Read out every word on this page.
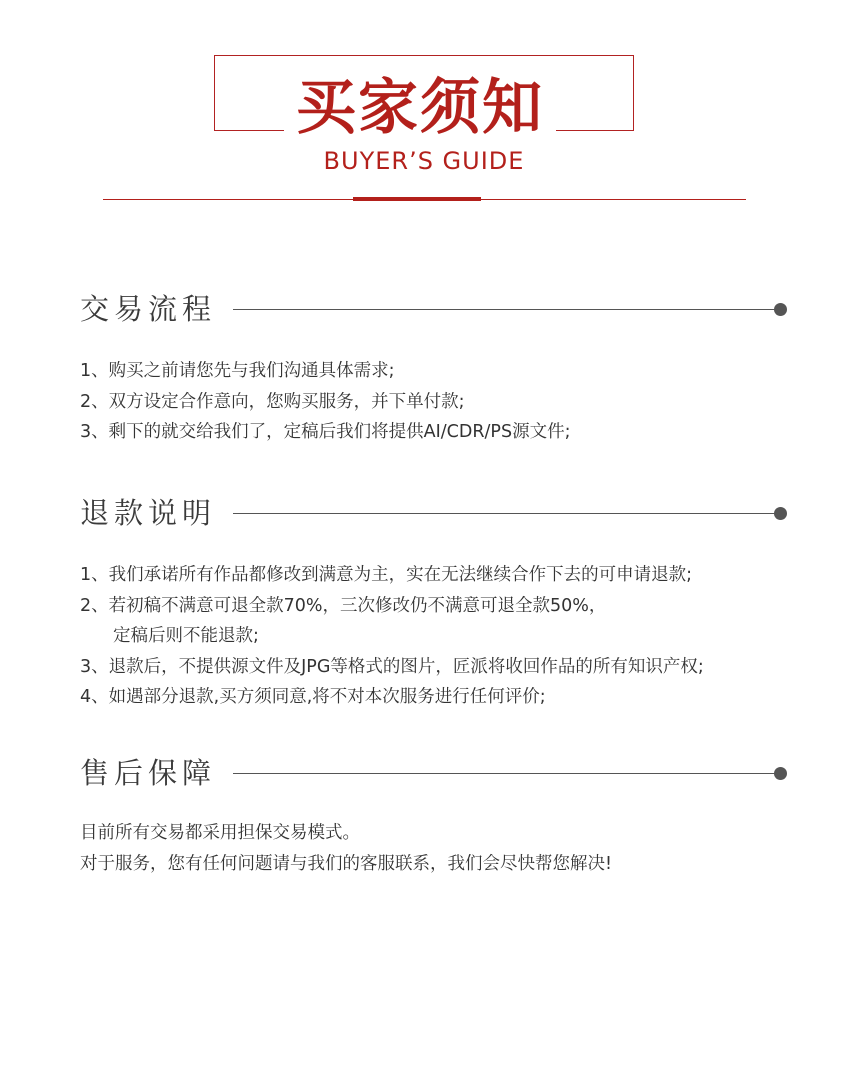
买家须知
BUYER’S GUIDE
交易流程
1、购买之前请您先与我们沟通具体需求;
2、双方设定合作意向，您购买服务，并下单付款;
3、剩下的就交给我们了，定稿后我们将提供AI/CDR/PS源文件;
退款说明
1、我们承诺所有作品都修改到满意为主，实在无法继续合作下去的可申请退款;
2、若初稿不满意可退全款70%，三次修改仍不满意可退全款50%，
定稿后则不能退款;
3、退款后，不提供源文件及JPG等格式的图片，匠派将收回作品的所有知识产权;
4、如遇部分退款,买方须同意,将不对本次服务进行任何评价;
售后保障
目前所有交易都采用担保交易模式。
对于服务，您有任何问题请与我们的客服联系，我们会尽快帮您解决!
· · ·
*Aim of the exercise*
All of the entries need to be transcribed word for word; pictures are left out.

*Response for this exercise*
Read out every word on this page.
买家须知
BUYER’S GUIDE
交易流程
1、购买之前请您先与我们沟通具体需求;
2、双方设定合作意向，您购买服务，并下单付款;
3、剩下的就交给我们了，定稿后我们将提供AI/CDR/PS源文件;
退款说明
1、我们承诺所有作品都修改到满意为主，实在无法继续合作下去的可申请退款;
2、若初稿不满意可退全款70%，三次修改仍不满意可退全款50%，
定稿后则不能退款;
3、退款后，不提供源文件及JPG等格式的图片，匠派将收回作品的所有知识产权;
4、如遇部分退款,买方须同意,将不对本次服务进行任何评价;
售后保障
目前所有交易都采用担保交易模式。
对于服务，您有任何问题请与我们的客服联系，我们会尽快帮您解决!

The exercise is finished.